所给文本 ▸
#####
判断列表是否展示的简写？

visible 是默认列表页隐藏的，我想让他们等于1的时候展示，但是代码量太多了，希望变成简写

        if (this.batchRule.extendOne === 1) {
            this.columns[20].visible = true
        }
        if (this.batchRule.extendTwo === 1) {
          this.columns[21].visible = true
        }
        if (this.batchRule.extendThree === 1) {
          this.columns[22].visible = true
        }
        if (this.batchRule.extendFour === 1) {
          this.columns[20].visible = true
        }
        if (this.batchRule.extendFive === 1) {
          this.columns[21].visible = true
        }
        if (this.batchRule.extendSix === 1) {
          this.columns[22].visible = true
        }

把这些抽成一个字段 = this.columns的下标
例如：this.batchRule.extendIndex = 15;
this.columns[this.batchRule.extendIndex].visible = true

this.columns[20].visible =  this.batchRule.extendOne === 1 || this.batchRule.extendFour === 1
this.columns[21].visible =  this.batchRule.extendTwo === 1 || this.batchRule.extendFive === 1
this.columns[22].visible =  this.batchRule.extendThree === 1 || this.batchRule.extendSix === 1

如有帮助，麻烦点个【采纳此答案】 谢谢啦^.^

const batchRule = Object.getOwnPropertyNames(res.data.batchRule)
#####
提供信息 ▸
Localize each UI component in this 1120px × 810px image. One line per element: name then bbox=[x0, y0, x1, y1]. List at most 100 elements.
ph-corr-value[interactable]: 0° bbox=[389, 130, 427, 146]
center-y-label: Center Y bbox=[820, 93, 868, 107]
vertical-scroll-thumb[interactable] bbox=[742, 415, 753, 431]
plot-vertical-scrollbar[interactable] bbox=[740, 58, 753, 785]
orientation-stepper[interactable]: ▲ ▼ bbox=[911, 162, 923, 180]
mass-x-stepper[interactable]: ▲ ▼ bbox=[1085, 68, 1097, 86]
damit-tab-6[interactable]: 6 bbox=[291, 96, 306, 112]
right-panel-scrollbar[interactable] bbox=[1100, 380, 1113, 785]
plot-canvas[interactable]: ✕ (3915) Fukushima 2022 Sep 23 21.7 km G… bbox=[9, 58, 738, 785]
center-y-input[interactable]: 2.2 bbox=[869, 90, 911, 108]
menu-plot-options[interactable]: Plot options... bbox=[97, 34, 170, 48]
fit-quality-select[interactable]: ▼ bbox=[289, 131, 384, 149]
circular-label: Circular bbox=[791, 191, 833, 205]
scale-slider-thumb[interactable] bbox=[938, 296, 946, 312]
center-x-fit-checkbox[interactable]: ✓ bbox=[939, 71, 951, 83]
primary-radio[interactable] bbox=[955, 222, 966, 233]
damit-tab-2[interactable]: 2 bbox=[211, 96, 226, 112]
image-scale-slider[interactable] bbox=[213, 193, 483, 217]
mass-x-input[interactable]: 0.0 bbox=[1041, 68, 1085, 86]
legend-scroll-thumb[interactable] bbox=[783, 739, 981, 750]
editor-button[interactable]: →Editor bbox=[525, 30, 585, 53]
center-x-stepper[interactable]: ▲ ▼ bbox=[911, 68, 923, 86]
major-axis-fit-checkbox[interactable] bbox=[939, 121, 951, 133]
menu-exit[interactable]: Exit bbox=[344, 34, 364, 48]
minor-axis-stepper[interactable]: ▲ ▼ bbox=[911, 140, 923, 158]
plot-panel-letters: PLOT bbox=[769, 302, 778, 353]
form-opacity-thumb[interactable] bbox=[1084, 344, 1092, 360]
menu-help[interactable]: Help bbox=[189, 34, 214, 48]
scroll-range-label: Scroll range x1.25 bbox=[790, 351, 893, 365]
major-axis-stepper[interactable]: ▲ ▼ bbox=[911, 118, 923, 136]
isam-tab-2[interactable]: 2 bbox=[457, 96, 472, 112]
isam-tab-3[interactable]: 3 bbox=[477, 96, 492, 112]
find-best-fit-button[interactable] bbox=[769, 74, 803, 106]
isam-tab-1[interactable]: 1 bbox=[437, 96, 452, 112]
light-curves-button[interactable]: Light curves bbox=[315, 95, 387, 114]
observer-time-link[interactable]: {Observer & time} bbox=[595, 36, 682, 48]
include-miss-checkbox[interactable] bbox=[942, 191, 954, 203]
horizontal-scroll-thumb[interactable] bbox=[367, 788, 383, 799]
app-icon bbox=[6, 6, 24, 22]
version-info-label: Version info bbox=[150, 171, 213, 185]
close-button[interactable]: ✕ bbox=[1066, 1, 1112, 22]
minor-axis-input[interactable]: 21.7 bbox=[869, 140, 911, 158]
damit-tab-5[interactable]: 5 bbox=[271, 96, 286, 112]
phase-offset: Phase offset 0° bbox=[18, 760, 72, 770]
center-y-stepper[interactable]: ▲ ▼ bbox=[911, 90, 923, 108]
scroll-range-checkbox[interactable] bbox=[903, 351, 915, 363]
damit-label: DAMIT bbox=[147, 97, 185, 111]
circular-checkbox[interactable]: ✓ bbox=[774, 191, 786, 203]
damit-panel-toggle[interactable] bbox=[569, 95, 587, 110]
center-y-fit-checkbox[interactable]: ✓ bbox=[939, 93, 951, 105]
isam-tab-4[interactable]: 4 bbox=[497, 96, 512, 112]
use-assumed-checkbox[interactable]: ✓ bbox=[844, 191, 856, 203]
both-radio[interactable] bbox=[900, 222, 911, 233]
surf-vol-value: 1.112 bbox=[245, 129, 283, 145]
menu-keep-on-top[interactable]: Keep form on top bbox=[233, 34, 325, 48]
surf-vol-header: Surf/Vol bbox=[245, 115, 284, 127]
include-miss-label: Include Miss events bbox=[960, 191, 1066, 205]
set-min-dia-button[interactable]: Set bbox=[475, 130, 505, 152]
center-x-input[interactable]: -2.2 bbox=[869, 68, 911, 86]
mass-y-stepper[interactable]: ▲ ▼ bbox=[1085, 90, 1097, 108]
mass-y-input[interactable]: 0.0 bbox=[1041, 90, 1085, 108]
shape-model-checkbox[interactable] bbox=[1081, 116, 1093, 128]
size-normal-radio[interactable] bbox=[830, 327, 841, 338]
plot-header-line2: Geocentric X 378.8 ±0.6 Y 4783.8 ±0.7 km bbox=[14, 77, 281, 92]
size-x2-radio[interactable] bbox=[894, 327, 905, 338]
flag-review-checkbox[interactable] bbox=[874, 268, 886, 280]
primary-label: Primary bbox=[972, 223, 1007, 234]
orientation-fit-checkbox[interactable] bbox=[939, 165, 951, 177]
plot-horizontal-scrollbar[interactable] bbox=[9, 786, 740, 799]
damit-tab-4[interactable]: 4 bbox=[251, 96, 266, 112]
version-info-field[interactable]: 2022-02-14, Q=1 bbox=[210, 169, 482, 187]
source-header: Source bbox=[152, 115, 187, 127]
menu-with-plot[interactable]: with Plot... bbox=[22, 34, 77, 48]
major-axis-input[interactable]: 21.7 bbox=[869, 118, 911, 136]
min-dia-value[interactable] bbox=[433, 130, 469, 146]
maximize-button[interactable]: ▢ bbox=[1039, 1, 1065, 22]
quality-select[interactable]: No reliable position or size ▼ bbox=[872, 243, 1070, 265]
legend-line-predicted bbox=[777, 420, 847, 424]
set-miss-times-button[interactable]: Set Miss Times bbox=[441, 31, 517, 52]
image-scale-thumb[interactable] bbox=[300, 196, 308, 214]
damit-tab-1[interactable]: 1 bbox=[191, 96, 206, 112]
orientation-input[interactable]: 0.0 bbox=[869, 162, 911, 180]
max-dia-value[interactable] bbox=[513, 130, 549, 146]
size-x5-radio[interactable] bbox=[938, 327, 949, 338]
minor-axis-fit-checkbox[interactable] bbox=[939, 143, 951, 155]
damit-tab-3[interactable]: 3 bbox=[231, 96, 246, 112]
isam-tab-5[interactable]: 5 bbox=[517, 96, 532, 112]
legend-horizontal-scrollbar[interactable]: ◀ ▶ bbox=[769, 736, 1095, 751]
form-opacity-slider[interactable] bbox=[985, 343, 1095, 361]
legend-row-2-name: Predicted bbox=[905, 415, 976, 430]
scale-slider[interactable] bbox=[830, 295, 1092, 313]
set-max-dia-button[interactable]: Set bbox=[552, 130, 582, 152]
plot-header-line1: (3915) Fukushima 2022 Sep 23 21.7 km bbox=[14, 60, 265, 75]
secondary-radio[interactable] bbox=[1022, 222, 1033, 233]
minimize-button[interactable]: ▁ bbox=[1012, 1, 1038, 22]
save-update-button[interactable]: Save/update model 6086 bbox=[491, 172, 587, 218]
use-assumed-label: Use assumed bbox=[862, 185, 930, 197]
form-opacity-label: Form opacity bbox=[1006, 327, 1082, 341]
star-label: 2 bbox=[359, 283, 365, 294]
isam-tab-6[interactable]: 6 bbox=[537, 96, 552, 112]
#####
任务指令 1 ▸ 在所给文本中，哪两个条件的“或”运算结果被赋给 this.columns[21].visible？
任务指令 2 ▸ 照原样抄写所给文本中以“把这些抽成一个字段 = this.columns的下标”开头、以“batchRule = Object.getOwnPropertyNames(res.data.batchRule)”结尾的那一段。

完整回答 1 ▸ this.batchRule.extendTwo === 1 || this.batchRule.extendFive === 1

完整回答 2 ▸
把这些抽成一个字段 = this.columns的下标
例如：this.batchRule.extendIndex = 15;
this.columns[this.batchRule.extendIndex].visible = true

this.columns[20].visible =  this.batchRule.extendOne === 1 || this.batchRule.extendFour === 1
this.columns[21].visible =  this.batchRule.extendTwo === 1 || this.batchRule.extendFive === 1
this.columns[22].visible =  this.batchRule.extendThree === 1 || this.batchRule.extendSix === 1

如有帮助，麻烦点个【采纳此答案】 谢谢啦^.^

const batchRule = Object.getOwnPropertyNames(res.data.batchRule)